=== DATASET RECORDS ===

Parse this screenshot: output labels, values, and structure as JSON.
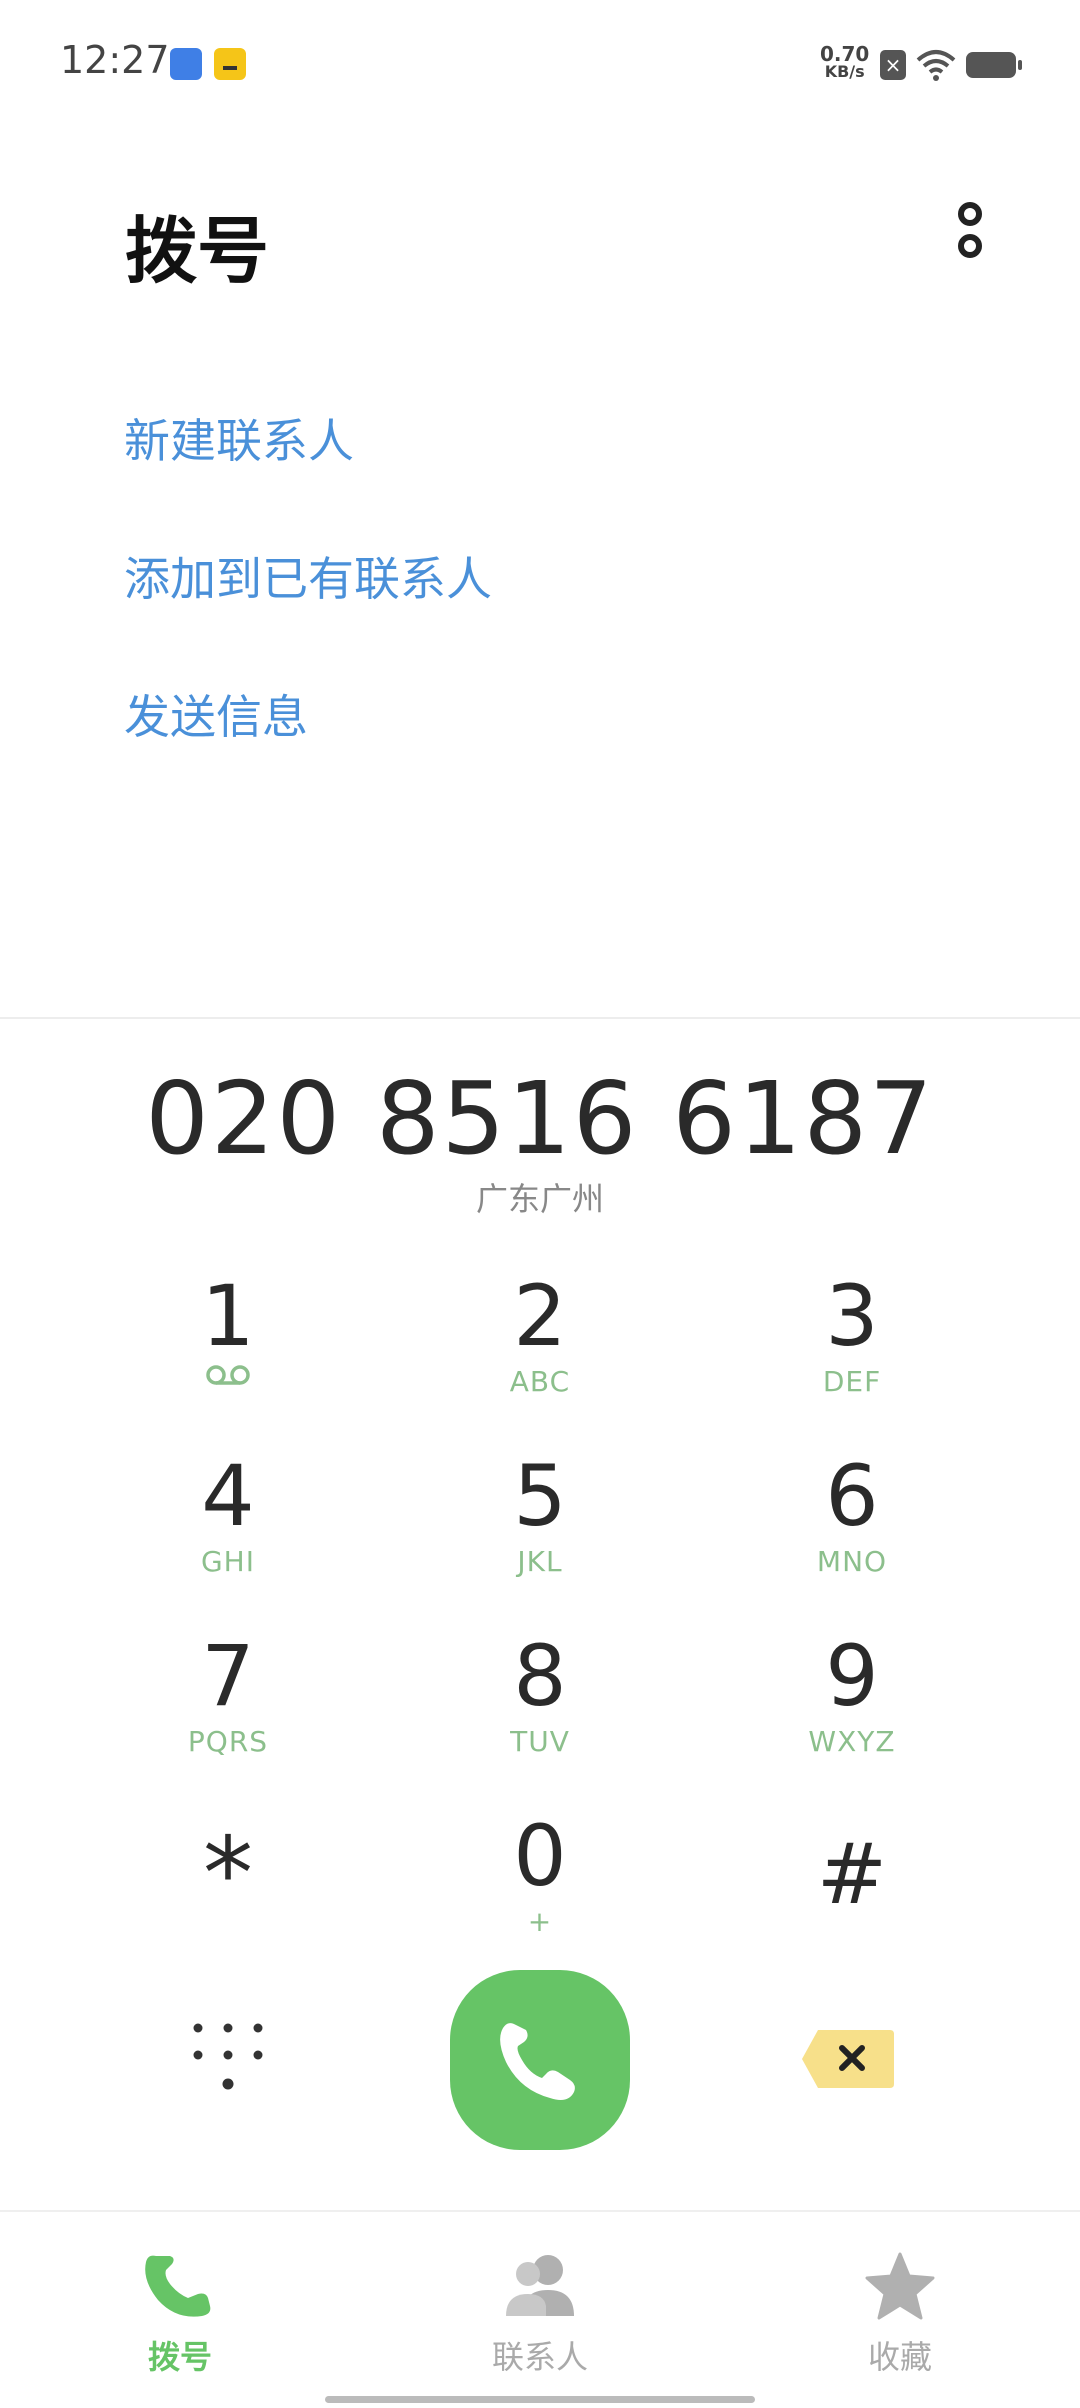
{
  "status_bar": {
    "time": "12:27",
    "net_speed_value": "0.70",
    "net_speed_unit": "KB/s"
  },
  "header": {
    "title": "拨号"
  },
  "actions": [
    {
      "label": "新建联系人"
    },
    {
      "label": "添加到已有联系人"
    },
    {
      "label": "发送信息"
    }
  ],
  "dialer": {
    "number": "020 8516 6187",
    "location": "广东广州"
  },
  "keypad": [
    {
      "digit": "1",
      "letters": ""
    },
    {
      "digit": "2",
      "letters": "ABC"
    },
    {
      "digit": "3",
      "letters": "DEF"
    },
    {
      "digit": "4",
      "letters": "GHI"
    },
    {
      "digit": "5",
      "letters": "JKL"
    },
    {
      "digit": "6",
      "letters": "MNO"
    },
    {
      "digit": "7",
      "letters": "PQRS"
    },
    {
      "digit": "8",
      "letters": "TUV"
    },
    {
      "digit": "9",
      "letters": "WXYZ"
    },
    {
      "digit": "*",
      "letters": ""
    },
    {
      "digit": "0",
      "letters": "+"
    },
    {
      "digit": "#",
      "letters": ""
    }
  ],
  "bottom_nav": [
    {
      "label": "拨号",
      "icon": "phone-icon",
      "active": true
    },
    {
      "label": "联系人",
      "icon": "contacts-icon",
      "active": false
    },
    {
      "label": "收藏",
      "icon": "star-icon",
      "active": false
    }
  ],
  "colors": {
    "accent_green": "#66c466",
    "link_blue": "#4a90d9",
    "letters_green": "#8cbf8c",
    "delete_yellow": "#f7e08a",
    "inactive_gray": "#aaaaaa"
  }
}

===

• **WHAT YOU SHOULD DO**
Print the records word for word and exclude any picture they hold.

• **RESULT OF THE EXERCISE**
Parse this screenshot: output labels, values, and structure as JSON.
{
  "status_bar": {
    "time": "12:27",
    "net_speed_value": "0.70",
    "net_speed_unit": "KB/s"
  },
  "header": {
    "title": "拨号"
  },
  "actions": [
    {
      "label": "新建联系人"
    },
    {
      "label": "添加到已有联系人"
    },
    {
      "label": "发送信息"
    }
  ],
  "dialer": {
    "number": "020 8516 6187",
    "location": "广东广州"
  },
  "keypad": [
    {
      "digit": "1",
      "letters": ""
    },
    {
      "digit": "2",
      "letters": "ABC"
    },
    {
      "digit": "3",
      "letters": "DEF"
    },
    {
      "digit": "4",
      "letters": "GHI"
    },
    {
      "digit": "5",
      "letters": "JKL"
    },
    {
      "digit": "6",
      "letters": "MNO"
    },
    {
      "digit": "7",
      "letters": "PQRS"
    },
    {
      "digit": "8",
      "letters": "TUV"
    },
    {
      "digit": "9",
      "letters": "WXYZ"
    },
    {
      "digit": "*",
      "letters": ""
    },
    {
      "digit": "0",
      "letters": "+"
    },
    {
      "digit": "#",
      "letters": ""
    }
  ],
  "bottom_nav": [
    {
      "label": "拨号",
      "icon": "phone-icon",
      "active": true
    },
    {
      "label": "联系人",
      "icon": "contacts-icon",
      "active": false
    },
    {
      "label": "收藏",
      "icon": "star-icon",
      "active": false
    }
  ],
  "colors": {
    "accent_green": "#66c466",
    "link_blue": "#4a90d9",
    "letters_green": "#8cbf8c",
    "delete_yellow": "#f7e08a",
    "inactive_gray": "#aaaaaa"
  }
}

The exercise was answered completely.